═════ Material to process ═════

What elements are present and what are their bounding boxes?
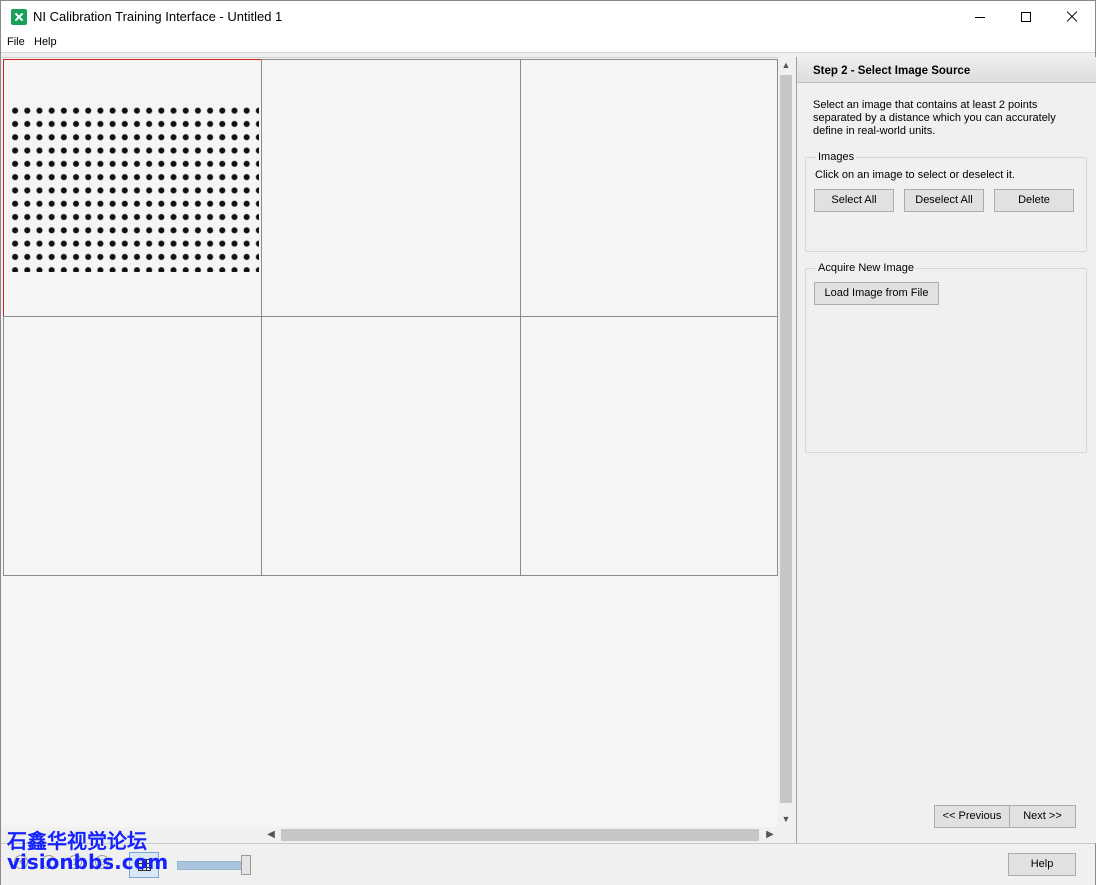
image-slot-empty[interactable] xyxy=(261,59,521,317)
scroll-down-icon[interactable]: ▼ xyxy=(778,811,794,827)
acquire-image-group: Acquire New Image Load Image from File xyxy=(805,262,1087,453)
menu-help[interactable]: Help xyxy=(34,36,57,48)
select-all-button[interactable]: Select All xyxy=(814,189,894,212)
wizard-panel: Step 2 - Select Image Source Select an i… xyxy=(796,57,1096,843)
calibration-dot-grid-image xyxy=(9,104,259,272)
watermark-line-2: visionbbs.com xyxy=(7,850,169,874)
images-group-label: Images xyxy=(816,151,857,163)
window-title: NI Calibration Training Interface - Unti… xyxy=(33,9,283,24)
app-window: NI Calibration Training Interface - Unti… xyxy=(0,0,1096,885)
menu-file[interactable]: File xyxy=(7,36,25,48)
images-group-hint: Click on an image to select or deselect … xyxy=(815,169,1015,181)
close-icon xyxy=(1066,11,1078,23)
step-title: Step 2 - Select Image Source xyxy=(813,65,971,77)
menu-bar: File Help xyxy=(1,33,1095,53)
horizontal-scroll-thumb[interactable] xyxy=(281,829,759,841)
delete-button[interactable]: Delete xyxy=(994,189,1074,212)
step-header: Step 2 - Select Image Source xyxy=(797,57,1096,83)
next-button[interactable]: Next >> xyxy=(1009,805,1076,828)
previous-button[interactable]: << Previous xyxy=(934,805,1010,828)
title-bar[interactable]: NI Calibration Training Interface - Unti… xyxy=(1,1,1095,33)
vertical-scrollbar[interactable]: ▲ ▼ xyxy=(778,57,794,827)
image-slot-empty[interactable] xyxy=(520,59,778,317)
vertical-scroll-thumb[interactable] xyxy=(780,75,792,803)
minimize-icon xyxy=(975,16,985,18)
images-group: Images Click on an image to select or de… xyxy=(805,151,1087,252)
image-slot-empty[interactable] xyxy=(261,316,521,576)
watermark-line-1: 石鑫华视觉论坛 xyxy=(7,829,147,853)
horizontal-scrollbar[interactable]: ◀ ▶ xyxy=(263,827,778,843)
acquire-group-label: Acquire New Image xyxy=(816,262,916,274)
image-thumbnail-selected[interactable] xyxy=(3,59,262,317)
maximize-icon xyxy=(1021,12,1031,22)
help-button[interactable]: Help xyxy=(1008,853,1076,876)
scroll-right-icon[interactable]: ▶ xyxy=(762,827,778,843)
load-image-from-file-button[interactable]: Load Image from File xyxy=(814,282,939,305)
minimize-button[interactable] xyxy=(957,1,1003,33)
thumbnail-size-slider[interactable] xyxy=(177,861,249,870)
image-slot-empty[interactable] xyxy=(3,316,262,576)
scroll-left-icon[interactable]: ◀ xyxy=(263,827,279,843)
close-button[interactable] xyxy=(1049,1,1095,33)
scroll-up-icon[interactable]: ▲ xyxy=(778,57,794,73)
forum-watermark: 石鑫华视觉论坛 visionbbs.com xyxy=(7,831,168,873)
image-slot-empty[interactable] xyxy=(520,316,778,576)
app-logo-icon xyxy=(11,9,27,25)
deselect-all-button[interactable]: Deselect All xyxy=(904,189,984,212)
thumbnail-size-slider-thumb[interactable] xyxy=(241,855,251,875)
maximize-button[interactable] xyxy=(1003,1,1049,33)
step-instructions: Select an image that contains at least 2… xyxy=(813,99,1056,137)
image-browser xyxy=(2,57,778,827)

═════
═════ Material to process ═════

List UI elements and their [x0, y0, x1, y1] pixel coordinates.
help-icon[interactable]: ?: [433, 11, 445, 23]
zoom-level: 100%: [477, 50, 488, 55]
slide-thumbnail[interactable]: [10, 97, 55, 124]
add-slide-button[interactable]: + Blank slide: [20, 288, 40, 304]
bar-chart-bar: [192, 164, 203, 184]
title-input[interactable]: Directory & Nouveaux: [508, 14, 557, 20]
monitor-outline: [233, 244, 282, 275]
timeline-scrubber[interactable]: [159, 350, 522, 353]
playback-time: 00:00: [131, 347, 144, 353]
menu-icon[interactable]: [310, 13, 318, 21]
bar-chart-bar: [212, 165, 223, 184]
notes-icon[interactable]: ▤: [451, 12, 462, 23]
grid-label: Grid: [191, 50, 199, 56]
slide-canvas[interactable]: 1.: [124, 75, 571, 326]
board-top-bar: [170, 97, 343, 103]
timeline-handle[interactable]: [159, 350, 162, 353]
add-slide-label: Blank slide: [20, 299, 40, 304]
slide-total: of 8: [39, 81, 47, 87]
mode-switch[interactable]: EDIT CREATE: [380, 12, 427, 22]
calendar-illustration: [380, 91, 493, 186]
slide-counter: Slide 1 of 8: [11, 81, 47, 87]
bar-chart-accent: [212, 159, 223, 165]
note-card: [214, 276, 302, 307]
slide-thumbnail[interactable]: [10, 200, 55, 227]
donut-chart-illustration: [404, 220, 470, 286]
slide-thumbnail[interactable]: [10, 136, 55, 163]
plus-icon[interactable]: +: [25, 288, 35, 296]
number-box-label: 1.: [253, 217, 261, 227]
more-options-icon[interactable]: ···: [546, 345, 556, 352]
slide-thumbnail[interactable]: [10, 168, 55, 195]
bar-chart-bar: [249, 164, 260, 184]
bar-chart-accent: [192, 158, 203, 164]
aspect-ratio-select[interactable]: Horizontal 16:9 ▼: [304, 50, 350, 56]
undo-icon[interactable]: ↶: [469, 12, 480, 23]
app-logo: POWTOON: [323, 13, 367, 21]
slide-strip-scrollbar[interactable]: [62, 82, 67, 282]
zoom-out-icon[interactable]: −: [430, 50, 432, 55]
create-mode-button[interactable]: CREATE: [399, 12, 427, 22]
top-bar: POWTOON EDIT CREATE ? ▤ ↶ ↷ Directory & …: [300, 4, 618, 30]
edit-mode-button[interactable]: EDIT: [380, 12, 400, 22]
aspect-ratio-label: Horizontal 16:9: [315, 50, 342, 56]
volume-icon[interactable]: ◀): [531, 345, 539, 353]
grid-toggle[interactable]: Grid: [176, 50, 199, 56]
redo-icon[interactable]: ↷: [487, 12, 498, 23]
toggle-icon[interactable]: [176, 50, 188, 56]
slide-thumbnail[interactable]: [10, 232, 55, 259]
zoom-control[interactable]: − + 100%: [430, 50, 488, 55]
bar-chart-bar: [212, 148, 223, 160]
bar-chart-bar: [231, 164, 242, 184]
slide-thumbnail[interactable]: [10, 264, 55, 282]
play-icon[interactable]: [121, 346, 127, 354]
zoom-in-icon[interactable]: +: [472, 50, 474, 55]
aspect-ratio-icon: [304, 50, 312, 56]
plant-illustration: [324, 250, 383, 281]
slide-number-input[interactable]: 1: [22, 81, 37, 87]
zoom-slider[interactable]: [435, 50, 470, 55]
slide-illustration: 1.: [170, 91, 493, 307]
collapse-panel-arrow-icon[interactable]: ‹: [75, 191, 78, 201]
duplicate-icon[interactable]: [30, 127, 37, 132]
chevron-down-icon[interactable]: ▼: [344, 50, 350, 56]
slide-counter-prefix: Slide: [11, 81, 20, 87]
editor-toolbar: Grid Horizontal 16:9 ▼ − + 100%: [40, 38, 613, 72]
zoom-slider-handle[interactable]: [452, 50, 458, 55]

═════
═════ Material to process ═════

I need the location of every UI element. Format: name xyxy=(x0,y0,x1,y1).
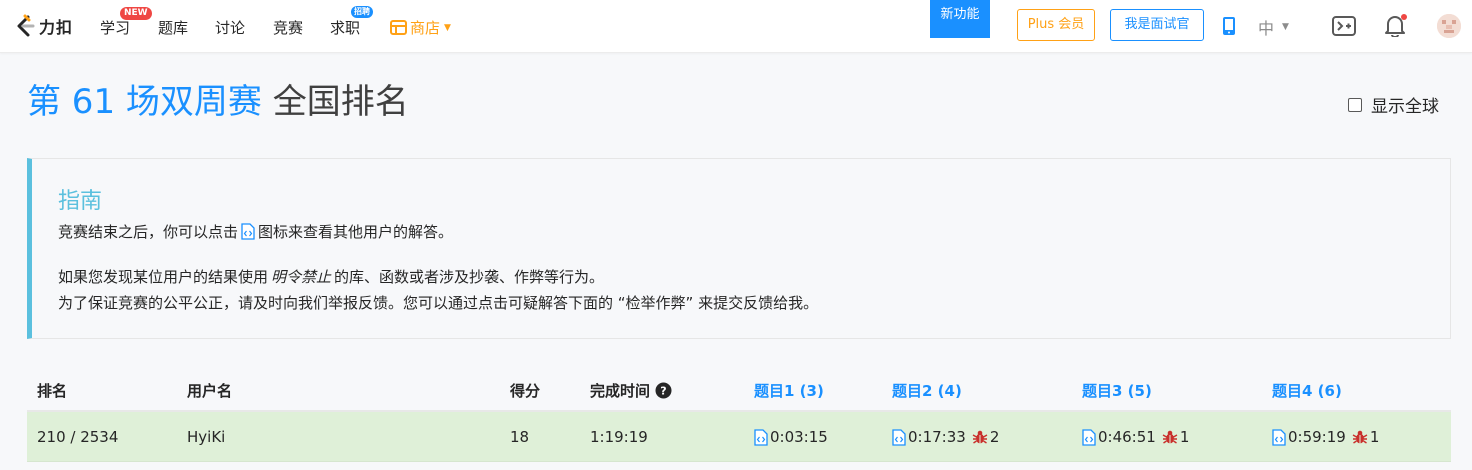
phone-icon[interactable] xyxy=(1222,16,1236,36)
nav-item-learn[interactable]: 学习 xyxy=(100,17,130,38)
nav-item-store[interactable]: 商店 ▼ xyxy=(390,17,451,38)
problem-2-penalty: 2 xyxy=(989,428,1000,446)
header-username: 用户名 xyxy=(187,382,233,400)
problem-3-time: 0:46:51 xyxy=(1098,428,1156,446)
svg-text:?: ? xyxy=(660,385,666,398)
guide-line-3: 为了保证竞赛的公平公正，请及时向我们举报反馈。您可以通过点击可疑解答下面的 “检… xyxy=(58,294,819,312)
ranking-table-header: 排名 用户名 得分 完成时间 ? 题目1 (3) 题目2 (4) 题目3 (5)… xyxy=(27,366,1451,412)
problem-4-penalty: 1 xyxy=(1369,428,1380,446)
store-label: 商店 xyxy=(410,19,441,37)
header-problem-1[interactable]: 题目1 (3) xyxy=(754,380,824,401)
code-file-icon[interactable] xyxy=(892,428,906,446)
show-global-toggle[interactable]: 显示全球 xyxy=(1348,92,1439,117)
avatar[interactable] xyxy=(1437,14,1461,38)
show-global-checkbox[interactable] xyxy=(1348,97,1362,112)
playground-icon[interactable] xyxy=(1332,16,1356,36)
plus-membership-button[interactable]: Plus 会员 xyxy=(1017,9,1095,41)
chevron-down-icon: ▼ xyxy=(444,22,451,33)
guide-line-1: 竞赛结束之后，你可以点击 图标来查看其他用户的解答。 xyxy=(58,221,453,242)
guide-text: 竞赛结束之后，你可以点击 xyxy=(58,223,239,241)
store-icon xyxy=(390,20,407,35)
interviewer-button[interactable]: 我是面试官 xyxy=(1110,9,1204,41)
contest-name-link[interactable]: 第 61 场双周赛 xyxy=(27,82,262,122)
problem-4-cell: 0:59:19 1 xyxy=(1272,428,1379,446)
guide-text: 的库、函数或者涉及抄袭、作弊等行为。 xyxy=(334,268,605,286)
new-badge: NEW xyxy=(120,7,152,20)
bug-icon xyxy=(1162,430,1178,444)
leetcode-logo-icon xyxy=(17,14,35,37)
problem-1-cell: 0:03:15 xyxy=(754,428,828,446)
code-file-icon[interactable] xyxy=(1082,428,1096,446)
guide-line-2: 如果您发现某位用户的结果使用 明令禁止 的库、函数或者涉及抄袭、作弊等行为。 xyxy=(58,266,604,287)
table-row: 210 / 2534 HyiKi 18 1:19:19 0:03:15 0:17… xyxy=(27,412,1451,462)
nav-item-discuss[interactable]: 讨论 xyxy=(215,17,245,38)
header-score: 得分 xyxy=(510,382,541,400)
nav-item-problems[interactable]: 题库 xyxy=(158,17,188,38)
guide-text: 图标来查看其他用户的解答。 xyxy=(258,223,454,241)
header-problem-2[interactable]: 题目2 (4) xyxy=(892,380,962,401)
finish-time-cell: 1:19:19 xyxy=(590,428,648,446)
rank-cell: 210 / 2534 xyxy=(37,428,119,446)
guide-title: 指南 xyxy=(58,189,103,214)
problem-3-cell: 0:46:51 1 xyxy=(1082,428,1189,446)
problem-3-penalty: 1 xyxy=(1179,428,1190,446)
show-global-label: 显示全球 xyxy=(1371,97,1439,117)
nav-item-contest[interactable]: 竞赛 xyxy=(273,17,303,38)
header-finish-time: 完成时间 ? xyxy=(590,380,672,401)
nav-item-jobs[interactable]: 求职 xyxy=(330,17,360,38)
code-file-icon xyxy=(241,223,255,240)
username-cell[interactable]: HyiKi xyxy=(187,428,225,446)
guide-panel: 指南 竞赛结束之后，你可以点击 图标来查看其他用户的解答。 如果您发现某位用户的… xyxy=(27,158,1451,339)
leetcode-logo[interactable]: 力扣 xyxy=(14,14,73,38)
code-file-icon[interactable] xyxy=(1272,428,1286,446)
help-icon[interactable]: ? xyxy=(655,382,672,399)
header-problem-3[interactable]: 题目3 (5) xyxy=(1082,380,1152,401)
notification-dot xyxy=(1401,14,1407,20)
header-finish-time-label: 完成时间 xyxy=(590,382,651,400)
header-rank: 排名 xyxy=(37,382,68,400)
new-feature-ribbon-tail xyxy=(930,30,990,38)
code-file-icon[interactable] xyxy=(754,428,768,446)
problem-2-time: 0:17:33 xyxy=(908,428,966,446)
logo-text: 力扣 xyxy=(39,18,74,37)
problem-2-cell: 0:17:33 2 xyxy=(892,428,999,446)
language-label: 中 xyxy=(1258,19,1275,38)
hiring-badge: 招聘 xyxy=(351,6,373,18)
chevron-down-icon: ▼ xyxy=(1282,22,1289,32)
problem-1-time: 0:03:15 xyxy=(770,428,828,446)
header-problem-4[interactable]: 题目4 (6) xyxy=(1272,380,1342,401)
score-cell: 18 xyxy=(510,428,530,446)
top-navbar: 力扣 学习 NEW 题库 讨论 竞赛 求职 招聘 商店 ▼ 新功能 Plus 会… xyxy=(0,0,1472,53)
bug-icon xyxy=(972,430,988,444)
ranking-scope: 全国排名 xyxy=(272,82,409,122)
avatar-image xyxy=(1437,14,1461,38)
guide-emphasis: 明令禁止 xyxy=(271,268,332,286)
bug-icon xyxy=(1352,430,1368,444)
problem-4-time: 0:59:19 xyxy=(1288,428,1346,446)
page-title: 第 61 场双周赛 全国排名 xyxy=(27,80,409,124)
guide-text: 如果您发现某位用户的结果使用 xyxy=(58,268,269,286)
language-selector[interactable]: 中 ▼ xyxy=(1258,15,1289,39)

═════

» **Exercise aim**: Swap "bar-chart-bar" for "bar-chart-column" in everything from the line containing "List UI elements" down to the line containing "calendar-illustration: [380, 91, 493, 186]", and give those lines again with nothing else changed.

» **Written response**:
List UI elements and their [x0, y0, x1, y1] pixel coordinates.
help-icon[interactable]: ?: [433, 11, 445, 23]
zoom-level: 100%: [477, 50, 488, 55]
slide-thumbnail[interactable]: [10, 97, 55, 124]
add-slide-button[interactable]: + Blank slide: [20, 288, 40, 304]
bar-chart-column: [192, 164, 203, 184]
title-input[interactable]: Directory & Nouveaux: [508, 14, 557, 20]
monitor-outline: [233, 244, 282, 275]
timeline-scrubber[interactable]: [159, 350, 522, 353]
playback-time: 00:00: [131, 347, 144, 353]
menu-icon[interactable]: [310, 13, 318, 21]
bar-chart-column: [212, 165, 223, 184]
notes-icon[interactable]: ▤: [451, 12, 462, 23]
grid-label: Grid: [191, 50, 199, 56]
slide-canvas[interactable]: 1.: [124, 75, 571, 326]
board-top-bar: [170, 97, 343, 103]
timeline-handle[interactable]: [159, 350, 162, 353]
add-slide-label: Blank slide: [20, 299, 40, 304]
slide-total: of 8: [39, 81, 47, 87]
mode-switch[interactable]: EDIT CREATE: [380, 12, 427, 22]
calendar-illustration: [380, 91, 493, 186]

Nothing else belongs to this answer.